The name of the application can be redefined via Update an application of a multi-application card API after creating cards. Like with other updates, the API call will create an issuer script and set it to wait for the next authorisation to be made with the card. With the authorisation response, the name is updated so that when the customer uses the card next time, the name of the application is updated.

Lifecycle management in the All-in-One card

View PIN

All cards share the same PIN. The PIN can be retrieved with any card application cardId.

View card credentials and e-commerce purchases

Each card application has its own PAN and each card’s respective cardId has to be used when retrieving card details. All-in-One card applications can be used for e-commerce purchases just like any other card. You need to agree with the card printer/embossing house if all applications’ PAN numbers and CVV codes are printed on the back of the physical card. If not printed on the physical card, the View PAN solution allows the customer to get access to the different card credentials to make e-commerce transactions.

Reissuing a plastic card

When reissuing the physical card, the id of the mainCard needs to be used in the API call. This will result in the re-issuance of all the card applications in the All-in-One card. This is required for consistency so that e.g. one application doesn’t expire before another.

Replacing a card

When replacing the card (when e.g. lost, or stolen) the id of the mainCard needs to be used in the API call. This will result in the replacement of all the card applications in the all-in-one card. This is required for consistency so that e.g. one application doesn’t expire before another.

Reorder of PIN

When reordering a PIN letter, the id of the mainCard needs to be used in the API call. The API call will trigger PIN letters for all applications. As the PIN is the same for all applications, the Issuer should align with the card printer to ensure that only one PIN letter is sent.

Card status change

You can choose if the card status changes are synchronised or not, i.e. will change of card’s status, and change the status of all other linked card applications. We will align with you during the onboarding project on this functionality.

────────

• [CHECK YOUR UNDERSTANDING]:
a - Reproduce word for word the stretch of the All-in-One card passage from "Lifecycle management in" through "make e-commerce transactions.".
b - Write the next part of the All-in-One card passage, picking up right after its final sentence.
The data that comes next has no connection to the All-in-One card passage.

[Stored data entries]
────────

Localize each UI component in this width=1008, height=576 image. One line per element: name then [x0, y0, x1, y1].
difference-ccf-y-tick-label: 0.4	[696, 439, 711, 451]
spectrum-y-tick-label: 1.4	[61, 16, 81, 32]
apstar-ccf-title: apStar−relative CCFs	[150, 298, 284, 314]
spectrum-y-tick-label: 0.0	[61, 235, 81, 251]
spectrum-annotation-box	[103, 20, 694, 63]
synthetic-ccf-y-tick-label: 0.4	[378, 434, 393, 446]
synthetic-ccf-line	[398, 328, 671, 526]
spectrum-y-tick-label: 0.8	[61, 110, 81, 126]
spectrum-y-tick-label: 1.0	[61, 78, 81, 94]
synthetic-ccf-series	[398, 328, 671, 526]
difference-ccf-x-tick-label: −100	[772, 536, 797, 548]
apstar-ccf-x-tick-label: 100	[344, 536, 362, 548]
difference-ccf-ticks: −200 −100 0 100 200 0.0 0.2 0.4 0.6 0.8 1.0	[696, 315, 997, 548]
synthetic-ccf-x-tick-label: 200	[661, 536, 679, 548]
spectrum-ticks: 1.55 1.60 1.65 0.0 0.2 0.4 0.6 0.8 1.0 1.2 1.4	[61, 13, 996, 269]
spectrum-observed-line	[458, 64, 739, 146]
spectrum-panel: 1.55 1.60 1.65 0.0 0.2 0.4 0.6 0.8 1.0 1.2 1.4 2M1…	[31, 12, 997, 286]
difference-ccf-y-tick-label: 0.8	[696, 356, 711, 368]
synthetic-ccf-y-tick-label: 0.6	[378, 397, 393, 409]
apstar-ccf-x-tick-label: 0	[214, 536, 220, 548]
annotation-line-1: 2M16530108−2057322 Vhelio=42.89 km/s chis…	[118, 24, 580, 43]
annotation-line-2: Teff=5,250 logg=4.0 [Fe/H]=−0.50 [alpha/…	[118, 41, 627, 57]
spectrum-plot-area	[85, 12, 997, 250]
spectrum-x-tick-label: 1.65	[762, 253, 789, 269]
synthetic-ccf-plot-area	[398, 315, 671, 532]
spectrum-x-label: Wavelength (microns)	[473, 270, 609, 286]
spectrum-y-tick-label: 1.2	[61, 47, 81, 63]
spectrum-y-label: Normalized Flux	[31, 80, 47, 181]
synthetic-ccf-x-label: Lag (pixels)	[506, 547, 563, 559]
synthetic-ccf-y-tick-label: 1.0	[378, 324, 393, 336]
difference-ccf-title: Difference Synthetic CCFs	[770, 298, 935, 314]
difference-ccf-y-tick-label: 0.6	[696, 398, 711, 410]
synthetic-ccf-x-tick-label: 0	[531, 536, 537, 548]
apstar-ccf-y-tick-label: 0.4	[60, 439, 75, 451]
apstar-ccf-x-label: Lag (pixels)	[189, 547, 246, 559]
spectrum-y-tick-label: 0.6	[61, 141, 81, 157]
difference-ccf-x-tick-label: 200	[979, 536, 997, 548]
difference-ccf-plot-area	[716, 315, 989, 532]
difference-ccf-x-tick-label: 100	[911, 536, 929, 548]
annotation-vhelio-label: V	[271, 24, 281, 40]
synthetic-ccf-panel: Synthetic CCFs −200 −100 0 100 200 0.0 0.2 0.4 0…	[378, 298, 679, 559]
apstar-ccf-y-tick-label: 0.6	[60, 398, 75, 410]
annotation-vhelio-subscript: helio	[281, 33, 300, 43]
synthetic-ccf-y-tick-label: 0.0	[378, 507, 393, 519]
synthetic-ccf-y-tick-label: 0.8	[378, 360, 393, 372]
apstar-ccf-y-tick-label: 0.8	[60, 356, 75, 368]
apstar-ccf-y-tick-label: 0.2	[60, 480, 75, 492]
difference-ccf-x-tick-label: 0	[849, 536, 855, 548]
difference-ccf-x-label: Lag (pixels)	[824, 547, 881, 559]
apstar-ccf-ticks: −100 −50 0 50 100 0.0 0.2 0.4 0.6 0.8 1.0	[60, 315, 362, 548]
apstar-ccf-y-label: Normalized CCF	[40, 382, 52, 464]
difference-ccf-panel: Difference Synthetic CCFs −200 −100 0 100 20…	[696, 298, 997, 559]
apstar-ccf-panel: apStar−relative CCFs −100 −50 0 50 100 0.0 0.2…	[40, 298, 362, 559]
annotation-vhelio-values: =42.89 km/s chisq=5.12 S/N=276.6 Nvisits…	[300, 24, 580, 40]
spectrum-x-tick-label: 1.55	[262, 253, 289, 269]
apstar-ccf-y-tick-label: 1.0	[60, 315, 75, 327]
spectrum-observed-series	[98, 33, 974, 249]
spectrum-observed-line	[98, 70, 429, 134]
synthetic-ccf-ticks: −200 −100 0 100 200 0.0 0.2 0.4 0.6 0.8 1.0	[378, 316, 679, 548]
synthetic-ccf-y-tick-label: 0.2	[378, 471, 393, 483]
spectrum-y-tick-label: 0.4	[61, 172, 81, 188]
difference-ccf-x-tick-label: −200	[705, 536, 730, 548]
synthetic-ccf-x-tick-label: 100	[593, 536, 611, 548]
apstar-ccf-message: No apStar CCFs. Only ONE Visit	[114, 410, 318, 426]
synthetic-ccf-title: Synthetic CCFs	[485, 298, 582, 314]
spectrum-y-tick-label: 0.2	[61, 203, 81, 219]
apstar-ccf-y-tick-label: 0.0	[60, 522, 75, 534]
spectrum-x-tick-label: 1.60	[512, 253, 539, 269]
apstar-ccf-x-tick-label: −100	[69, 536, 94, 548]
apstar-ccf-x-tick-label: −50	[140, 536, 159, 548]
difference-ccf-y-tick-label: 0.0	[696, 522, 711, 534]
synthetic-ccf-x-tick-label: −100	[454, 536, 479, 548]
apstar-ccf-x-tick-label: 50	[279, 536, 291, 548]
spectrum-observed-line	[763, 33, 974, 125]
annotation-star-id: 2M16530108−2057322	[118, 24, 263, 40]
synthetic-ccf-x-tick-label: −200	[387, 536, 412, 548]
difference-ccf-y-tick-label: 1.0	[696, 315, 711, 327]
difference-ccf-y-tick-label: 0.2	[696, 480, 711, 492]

────────

• [EXPECTED RESPONSES]:
a -
Lifecycle management in the All-in-One card

View PIN

All cards share the same PIN. The PIN can be retrieved with any card application cardId.

View card credentials and e-commerce purchases

Each card application has its own PAN and each card’s respective cardId has to be used when retrieving card details. All-in-One card applications can be used for e-commerce purchases just like any other card. You need to agree with the card printer/embossing house if all applications’ PAN numbers and CVV codes are printed on the back of the physical card. If not printed on the physical card, the View PAN solution allows the customer to get access to the different card credentials to make e-commerce transactions.

b -
An example of status synchronisation: All-in-One card with card applications ‘1’, ‘2’ and ‘3’ (status Card OK)

  1. The status of card application 2 is changed to ‘Card Lost’ via API call
  2. The card status of applications 1 and 3 are also changed to ‘Card lost’

It should be noted that if card applications have been set to ‘Temporarily blocked’. Reopening the cards requires that the card status is individually changed to ‘Card OK’ for each of the card applications.
Example: Card applications 1, 2 and 3 have card status ‘Temporarily blocked’

  • Card status for card application 1 is changed back to ‘Card OK’ via API → 2 and 3 remain still as ‘Temporarily blocked’

General information about card and plastic statuses can be found here.

Account status changes

Account to Close

Account to Close’ status is used to terminate the account. If you opt for the synchronisation of account statuses, setting the mainAccount to ‘Account to Close’ will trigger an action to update account statuses to ‘Account to Close’. In addition, all connected cards will be set as ‘Card Blocked’.

In a setup where there is no synchronisation, each of the accounts can be closed individually. If a single account status is updated to ‘Account to Close’, it will only apply to that single account and will not impact other accounts.

Account Blocked

‘Account Blocked’ is a status for a temporary account block that prevents the approval of authorisations. Unlike ‘Account to Close’, updating the mainAccount (or any of the accounts) to ‘Account Blocked’ status will not impact other accounts.

Opening of a closed account

Please note that in case you want to discontinue the termination process and re-open all the accounts and card applications you will need to update all accounts and cards separately to ‘Account OK’ and ‘Card OK’. In other words, opening the mainAccount and mainCard will not automatically reopen all connected accounts and card applications.

General information about account statuses is available here, in the Account guide.